Dataset records:
────

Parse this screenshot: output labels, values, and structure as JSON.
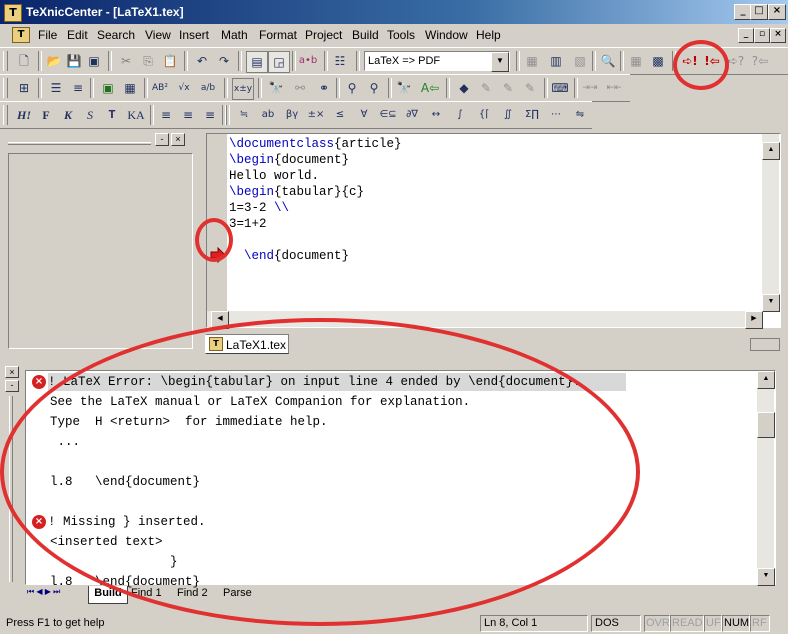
{
  "window": {
    "title": "TeXnicCenter - [LaTeX1.tex]",
    "app_icon": "T"
  },
  "menu": [
    "File",
    "Edit",
    "Search",
    "View",
    "Insert",
    "Math",
    "Format",
    "Project",
    "Build",
    "Tools",
    "Window",
    "Help"
  ],
  "toolbar": {
    "build_profile": "LaTeX => PDF",
    "text_style_buttons": [
      "H!",
      "F",
      "K",
      "S",
      "T",
      "KA"
    ]
  },
  "editor": {
    "lines": [
      {
        "cmd": "\\documentclass",
        "arg": "{article}"
      },
      {
        "cmd": "\\begin",
        "arg": "{document}"
      },
      {
        "cmd": "",
        "arg": "Hello world."
      },
      {
        "cmd": "\\begin",
        "arg": "{tabular}{c}"
      },
      {
        "cmd": "",
        "arg": "1=3-2 ",
        "tail": "\\\\"
      },
      {
        "cmd": "",
        "arg": "3=1+2"
      },
      {
        "cmd": "",
        "arg": ""
      },
      {
        "cmd": "  \\end",
        "arg": "{document}"
      }
    ],
    "tab_label": "LaTeX1.tex"
  },
  "output": {
    "lines": [
      {
        "text": "! LaTeX Error: \\begin{tabular} on input line 4 ended by \\end{document}.",
        "error": true,
        "highlight": true
      },
      {
        "text": "See the LaTeX manual or LaTeX Companion for explanation."
      },
      {
        "text": "Type  H <return>  for immediate help."
      },
      {
        "text": " ..."
      },
      {
        "text": ""
      },
      {
        "text": "l.8   \\end{document}"
      },
      {
        "text": ""
      },
      {
        "text": "! Missing } inserted.",
        "error": true
      },
      {
        "text": "<inserted text>"
      },
      {
        "text": "                }"
      },
      {
        "text": "l.8   \\end{document}"
      }
    ],
    "tabs": [
      "Build",
      "Find 1",
      "Find 2",
      "Parse"
    ],
    "active_tab": "Build"
  },
  "status": {
    "help": "Press F1 to get help",
    "position": "Ln 8, Col 1",
    "format": "DOS",
    "indicators": [
      {
        "label": "OVR",
        "active": false
      },
      {
        "label": "READ",
        "active": false
      },
      {
        "label": "UF",
        "active": false
      },
      {
        "label": "NUM",
        "active": true
      },
      {
        "label": "RF",
        "active": false
      }
    ]
  },
  "colors": {
    "annotation_ring": "#e03030",
    "keyword": "#0000c0",
    "error_icon": "#d42020"
  }
}
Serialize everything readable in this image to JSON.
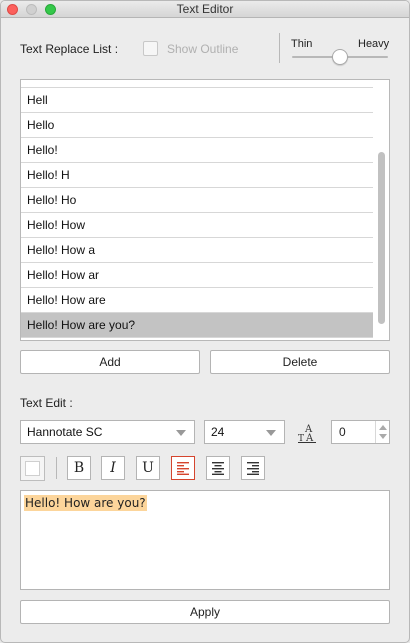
{
  "window": {
    "title": "Text Editor"
  },
  "replace": {
    "label": "Text Replace List :",
    "show_outline_label": "Show Outline",
    "show_outline_checked": false,
    "weight_min_label": "Thin",
    "weight_max_label": "Heavy",
    "items": [
      "Hell",
      "Hello",
      "Hello!",
      "Hello! H",
      "Hello! Ho",
      "Hello! How",
      "Hello! How a",
      "Hello! How ar",
      "Hello! How are",
      "Hello! How are you?"
    ],
    "selected_item": "Hello! How are you?",
    "add_label": "Add",
    "delete_label": "Delete"
  },
  "text_edit": {
    "label": "Text Edit :",
    "font": "Hannotate SC",
    "size": "24",
    "spacing": "0",
    "bold_label": "B",
    "italic_label": "I",
    "underline_label": "U",
    "alignment": "left",
    "content": "Hello! How are you?",
    "highlight_color": "#fcd59b",
    "active_color": "#d5452e"
  },
  "apply_label": "Apply"
}
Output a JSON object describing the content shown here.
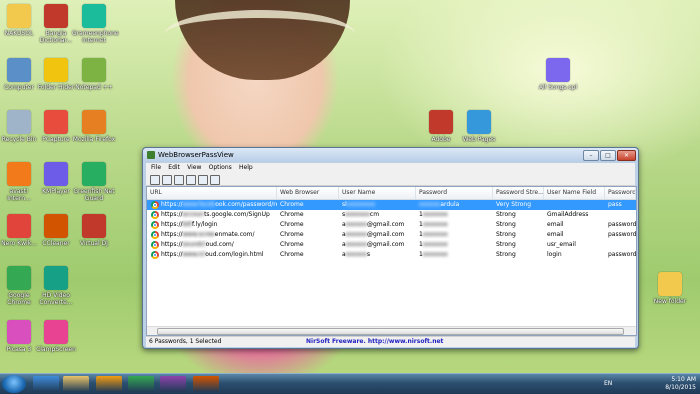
{
  "desktop": {
    "icons_left": [
      {
        "label": "NAKUSOL",
        "icon": "folder-icon",
        "color": "#f2c94c"
      },
      {
        "label": "Computer",
        "icon": "computer-icon",
        "color": "#5b8fc7"
      },
      {
        "label": "Recycle Bin",
        "icon": "recycle-bin-icon",
        "color": "#9fb4c8"
      },
      {
        "label": "avast! Intern...",
        "icon": "avast-icon",
        "color": "#f27a1a"
      },
      {
        "label": "Nero Kwik...",
        "icon": "nero-icon",
        "color": "#e0443a"
      },
      {
        "label": "Google Chrome",
        "icon": "chrome-icon",
        "color": "#34a853"
      },
      {
        "label": "Picasa 3",
        "icon": "picasa-icon",
        "color": "#d94fbd"
      }
    ],
    "icons_col2": [
      {
        "label": "Bangla Dictionar...",
        "icon": "dictionary-icon",
        "color": "#c0392b"
      },
      {
        "label": "Folder Hider",
        "icon": "lock-icon",
        "color": "#f1c40f"
      },
      {
        "label": "PCapture",
        "icon": "pcapture-icon",
        "color": "#e74c3c"
      },
      {
        "label": "KMPlayer",
        "icon": "kmplayer-icon",
        "color": "#6c5ce7"
      },
      {
        "label": "CCleaner",
        "icon": "ccleaner-icon",
        "color": "#d35400"
      },
      {
        "label": "HD Video Converte...",
        "icon": "video-converter-icon",
        "color": "#16a085"
      },
      {
        "label": "ClampScreen",
        "icon": "camera-icon",
        "color": "#e84393"
      }
    ],
    "icons_col3": [
      {
        "label": "Grameenphone Internet",
        "icon": "modem-icon",
        "color": "#1abc9c"
      },
      {
        "label": "Notepad ++",
        "icon": "notepad-icon",
        "color": "#7cb342"
      },
      {
        "label": "Mozilla Firefox",
        "icon": "firefox-icon",
        "color": "#e67e22"
      },
      {
        "label": "Greenfish Net Guard",
        "icon": "netguard-icon",
        "color": "#27ae60"
      },
      {
        "label": "Virtual DJ",
        "icon": "virtualdj-icon",
        "color": "#c0392b"
      }
    ],
    "icons_right": [
      {
        "label": "All Songs.cpl",
        "icon": "media-icon",
        "color": "#7b68ee"
      },
      {
        "label": "Adobe",
        "icon": "adobe-icon",
        "color": "#c0392b"
      },
      {
        "label": "Web Pages",
        "icon": "web-pages-icon",
        "color": "#3498db"
      },
      {
        "label": "New folder",
        "icon": "folder-icon",
        "color": "#f2c94c"
      }
    ]
  },
  "window": {
    "title": "WebBrowserPassView",
    "menu": [
      "File",
      "Edit",
      "View",
      "Options",
      "Help"
    ],
    "controls": {
      "minimize": "–",
      "maximize": "□",
      "close": "✕"
    },
    "columns": [
      "URL",
      "Web Browser",
      "User Name",
      "Password",
      "Password Stre...",
      "User Name Field",
      "Password F..."
    ],
    "rows": [
      {
        "url": "https://",
        "url_blur": "www.faceb",
        "url_tail": "ook.com/password/reauth/",
        "browser": "Chrome",
        "user": "sl",
        "user_blur": "xxxxxxxx",
        "user_tail": "",
        "password": "",
        "pw_blur": "xxxxxx",
        "pw_tail": "ardula",
        "strength": "Very Strong",
        "user_field": "",
        "pw_field": "pass",
        "selected": true
      },
      {
        "url": "https://",
        "url_blur": "accoun",
        "url_tail": "ts.google.com/SignUp",
        "browser": "Chrome",
        "user": "s",
        "user_blur": "xxxxxxx",
        "user_tail": "cm",
        "password": "1",
        "pw_blur": "xxxxxxx",
        "pw_tail": "",
        "strength": "Strong",
        "user_field": "GmailAddress",
        "pw_field": "",
        "selected": false
      },
      {
        "url": "https://",
        "url_blur": "bitl",
        "url_tail": "f.ly/login",
        "browser": "Chrome",
        "user": "a",
        "user_blur": "xxxxxx",
        "user_tail": "@gmail.com",
        "password": "1",
        "pw_blur": "xxxxxxx",
        "pw_tail": "",
        "strength": "Strong",
        "user_field": "email",
        "pw_field": "password",
        "selected": false
      },
      {
        "url": "https://",
        "url_blur": "www.scree",
        "url_tail": "enmate.com/",
        "browser": "Chrome",
        "user": "a",
        "user_blur": "xxxxxx",
        "user_tail": "@gmail.com",
        "password": "1",
        "pw_blur": "xxxxxxx",
        "pw_tail": "",
        "strength": "Strong",
        "user_field": "email",
        "pw_field": "password",
        "selected": false
      },
      {
        "url": "https://",
        "url_blur": "soundcl",
        "url_tail": "oud.com/",
        "browser": "Chrome",
        "user": "a",
        "user_blur": "xxxxxx",
        "user_tail": "@gmail.com",
        "password": "1",
        "pw_blur": "xxxxxxx",
        "pw_tail": "",
        "strength": "Strong",
        "user_field": "usr_email",
        "pw_field": "",
        "selected": false
      },
      {
        "url": "https://",
        "url_blur": "www.icl",
        "url_tail": "oud.com/login.html",
        "browser": "Chrome",
        "user": "a",
        "user_blur": "xxxxxx",
        "user_tail": "s",
        "password": "1",
        "pw_blur": "xxxxxxx",
        "pw_tail": "",
        "strength": "Strong",
        "user_field": "login",
        "pw_field": "password",
        "selected": false
      }
    ],
    "status": {
      "count": "6 Passwords, 1 Selected",
      "link": "NirSoft Freeware.  http://www.nirsoft.net"
    }
  },
  "taskbar": {
    "language": "EN",
    "time": "5:10 AM",
    "date": "8/10/2015",
    "pinned": [
      {
        "icon": "internet-explorer-icon",
        "color": "#3f8ddb"
      },
      {
        "icon": "file-explorer-icon",
        "color": "#e9c46a"
      },
      {
        "icon": "media-player-icon",
        "color": "#f39c12"
      },
      {
        "icon": "chrome-icon",
        "color": "#34a853"
      },
      {
        "icon": "winrar-icon",
        "color": "#8e44ad"
      },
      {
        "icon": "webbrowserpassview-icon",
        "color": "#d35400"
      }
    ]
  }
}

────

Instruction: Using the listing above, show each line holding the string "true".

Answer to the problem:
        "error": true,
        "highlight": true
        "error": true
        "active": true
        "selected": true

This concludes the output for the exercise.